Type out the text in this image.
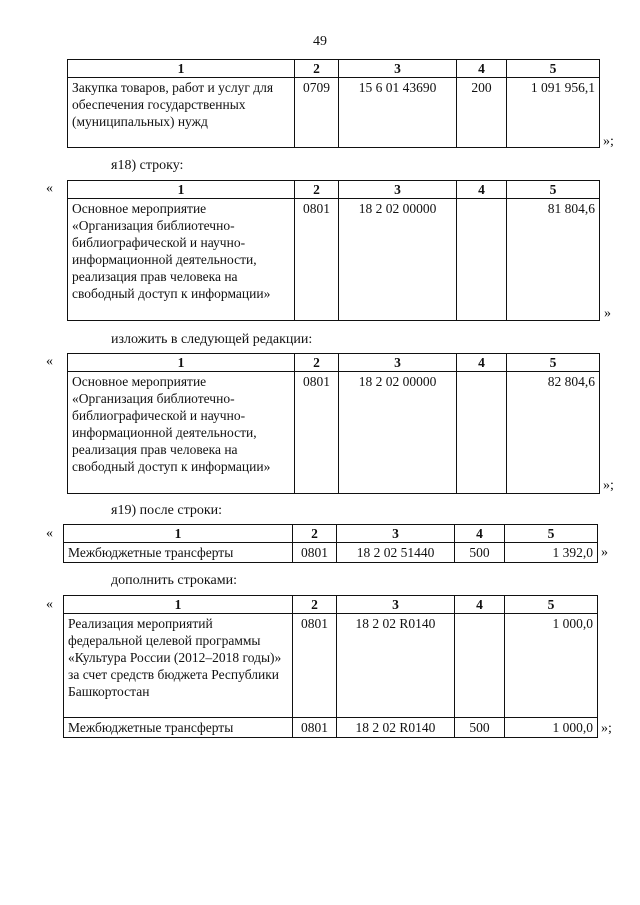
49
1	2	3	4	5
Закупка товаров, работ и услуг для обеспечения государственных (муниципальных) нужд	0709	15 6 01 43690	200	1 091 956,1
»;
я18) строку:
«	1	2	3	4	5
Основное мероприятие «Организация библиотечно-библиографической и научно-информационной деятельности, реализация прав человека на свободный доступ к информации»	0801	18 2 02 00000		81 804,6
»
изложить в следующей редакции:
«	1	2	3	4	5
Основное мероприятие «Организация библиотечно-библиографической и научно-информационной деятельности, реализация прав человека на свободный доступ к информации»	0801	18 2 02 00000		82 804,6
»;
я19) после строки:
«	1	2	3	4	5
Межбюджетные трансферты	0801	18 2 02 51440	500	1 392,0 »
дополнить строками:
«	1	2	3	4	5
Реализация мероприятий федеральной целевой программы «Культура России (2012–2018 годы)» за счет средств бюджета Республики Башкортостан	0801	18 2 02 R0140		1 000,0
Межбюджетные трансферты	0801	18 2 02 R0140	500	1 000,0 »;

********

Task description: Output the entries above exactly, without their pictures.

Response for this exercise:
Type out the text in this image.
49
1	2	3	4	5
Закупка товаров, работ и услуг для обеспечения государственных (муниципальных) нужд	0709	15 6 01 43690	200	1 091 956,1
»;
я18) строку:
«	1	2	3	4	5
Основное мероприятие «Организация библиотечно-библиографической и научно-информационной деятельности, реализация прав человека на свободный доступ к информации»	0801	18 2 02 00000		81 804,6
»
изложить в следующей редакции:
«	1	2	3	4	5
Основное мероприятие «Организация библиотечно-библиографической и научно-информационной деятельности, реализация прав человека на свободный доступ к информации»	0801	18 2 02 00000		82 804,6
»;
я19) после строки:
«	1	2	3	4	5
Межбюджетные трансферты	0801	18 2 02 51440	500	1 392,0 »
дополнить строками:
«	1	2	3	4	5
Реализация мероприятий федеральной целевой программы «Культура России (2012–2018 годы)» за счет средств бюджета Республики Башкортостан	0801	18 2 02 R0140		1 000,0
Межбюджетные трансферты	0801	18 2 02 R0140	500	1 000,0 »;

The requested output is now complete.